TASK STATEMENT:
Give the number of lines that contain the string "this", and nothing else.

SUPPLIED INFORMATION:
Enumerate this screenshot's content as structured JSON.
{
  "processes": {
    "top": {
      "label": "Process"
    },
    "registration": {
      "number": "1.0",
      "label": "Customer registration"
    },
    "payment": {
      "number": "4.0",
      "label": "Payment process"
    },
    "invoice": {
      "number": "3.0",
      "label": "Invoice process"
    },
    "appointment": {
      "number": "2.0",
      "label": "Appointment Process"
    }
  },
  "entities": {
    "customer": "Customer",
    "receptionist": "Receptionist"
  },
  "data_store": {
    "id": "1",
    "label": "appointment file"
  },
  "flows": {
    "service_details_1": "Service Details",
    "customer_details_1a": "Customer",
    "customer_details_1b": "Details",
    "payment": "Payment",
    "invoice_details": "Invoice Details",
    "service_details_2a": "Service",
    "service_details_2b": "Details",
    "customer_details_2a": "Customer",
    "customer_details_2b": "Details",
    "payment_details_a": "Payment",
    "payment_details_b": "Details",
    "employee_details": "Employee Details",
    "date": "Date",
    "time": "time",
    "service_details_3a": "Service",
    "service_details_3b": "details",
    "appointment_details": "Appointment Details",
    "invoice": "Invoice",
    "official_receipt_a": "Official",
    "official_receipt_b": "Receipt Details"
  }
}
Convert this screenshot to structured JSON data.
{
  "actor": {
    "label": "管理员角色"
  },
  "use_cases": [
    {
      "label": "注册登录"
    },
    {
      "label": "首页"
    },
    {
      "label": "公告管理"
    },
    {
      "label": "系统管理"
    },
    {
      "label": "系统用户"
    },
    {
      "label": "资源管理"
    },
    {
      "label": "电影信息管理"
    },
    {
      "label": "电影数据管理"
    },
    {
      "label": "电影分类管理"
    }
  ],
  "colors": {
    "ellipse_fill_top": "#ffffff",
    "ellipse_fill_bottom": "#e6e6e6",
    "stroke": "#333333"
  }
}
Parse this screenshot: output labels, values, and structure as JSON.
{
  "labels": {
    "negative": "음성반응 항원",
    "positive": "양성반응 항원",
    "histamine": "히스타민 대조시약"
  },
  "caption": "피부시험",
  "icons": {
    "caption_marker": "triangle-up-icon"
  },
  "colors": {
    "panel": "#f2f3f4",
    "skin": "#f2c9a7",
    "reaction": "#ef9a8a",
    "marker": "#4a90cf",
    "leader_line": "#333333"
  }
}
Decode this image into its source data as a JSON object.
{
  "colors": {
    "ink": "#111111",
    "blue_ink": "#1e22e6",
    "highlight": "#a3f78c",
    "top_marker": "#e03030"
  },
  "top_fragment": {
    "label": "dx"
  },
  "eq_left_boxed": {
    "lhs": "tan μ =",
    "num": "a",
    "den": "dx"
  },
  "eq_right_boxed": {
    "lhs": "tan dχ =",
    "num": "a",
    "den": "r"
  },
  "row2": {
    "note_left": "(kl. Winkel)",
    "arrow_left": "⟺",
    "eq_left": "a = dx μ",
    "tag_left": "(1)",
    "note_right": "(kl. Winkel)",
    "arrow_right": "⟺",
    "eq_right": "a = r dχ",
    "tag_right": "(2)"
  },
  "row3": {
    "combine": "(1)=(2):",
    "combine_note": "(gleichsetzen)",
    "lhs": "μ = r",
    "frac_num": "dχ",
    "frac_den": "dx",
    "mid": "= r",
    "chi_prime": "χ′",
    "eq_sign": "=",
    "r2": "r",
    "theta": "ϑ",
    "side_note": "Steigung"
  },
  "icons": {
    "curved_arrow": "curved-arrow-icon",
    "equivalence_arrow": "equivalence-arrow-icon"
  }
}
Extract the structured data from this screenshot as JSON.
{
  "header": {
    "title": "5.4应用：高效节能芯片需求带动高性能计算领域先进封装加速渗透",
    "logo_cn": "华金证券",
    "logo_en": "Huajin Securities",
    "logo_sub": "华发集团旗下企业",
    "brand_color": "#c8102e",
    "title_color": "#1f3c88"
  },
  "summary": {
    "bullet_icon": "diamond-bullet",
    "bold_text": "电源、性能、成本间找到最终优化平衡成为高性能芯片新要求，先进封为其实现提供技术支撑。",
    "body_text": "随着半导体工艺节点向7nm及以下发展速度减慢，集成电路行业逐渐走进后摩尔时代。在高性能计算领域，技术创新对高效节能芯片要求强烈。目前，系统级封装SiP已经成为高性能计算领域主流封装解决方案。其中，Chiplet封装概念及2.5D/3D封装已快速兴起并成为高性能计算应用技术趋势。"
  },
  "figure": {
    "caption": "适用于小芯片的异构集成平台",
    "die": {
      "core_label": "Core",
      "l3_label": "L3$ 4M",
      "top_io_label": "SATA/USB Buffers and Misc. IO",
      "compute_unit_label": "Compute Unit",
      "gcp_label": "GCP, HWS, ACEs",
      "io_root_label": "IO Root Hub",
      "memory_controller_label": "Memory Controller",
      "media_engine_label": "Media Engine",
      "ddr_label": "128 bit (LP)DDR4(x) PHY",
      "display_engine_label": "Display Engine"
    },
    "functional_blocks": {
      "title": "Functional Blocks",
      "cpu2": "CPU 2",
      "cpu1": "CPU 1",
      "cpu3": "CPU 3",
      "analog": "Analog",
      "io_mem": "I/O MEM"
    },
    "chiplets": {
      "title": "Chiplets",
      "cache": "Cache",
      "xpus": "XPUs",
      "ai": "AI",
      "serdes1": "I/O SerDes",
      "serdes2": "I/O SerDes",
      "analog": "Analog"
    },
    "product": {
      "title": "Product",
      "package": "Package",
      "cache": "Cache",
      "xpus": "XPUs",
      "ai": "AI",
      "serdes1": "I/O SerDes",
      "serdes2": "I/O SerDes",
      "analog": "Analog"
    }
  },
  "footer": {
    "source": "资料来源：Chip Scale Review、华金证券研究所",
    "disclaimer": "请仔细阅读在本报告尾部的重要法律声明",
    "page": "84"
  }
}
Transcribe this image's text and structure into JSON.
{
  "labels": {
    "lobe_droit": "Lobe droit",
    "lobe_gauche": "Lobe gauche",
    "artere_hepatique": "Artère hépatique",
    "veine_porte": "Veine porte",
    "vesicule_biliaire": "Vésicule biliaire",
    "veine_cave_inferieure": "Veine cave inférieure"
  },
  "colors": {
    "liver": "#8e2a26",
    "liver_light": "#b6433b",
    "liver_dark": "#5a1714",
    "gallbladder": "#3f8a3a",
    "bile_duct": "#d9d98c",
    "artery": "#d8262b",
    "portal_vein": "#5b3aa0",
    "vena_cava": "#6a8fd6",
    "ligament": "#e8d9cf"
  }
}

ANSWER TO THE EXERCISE:
6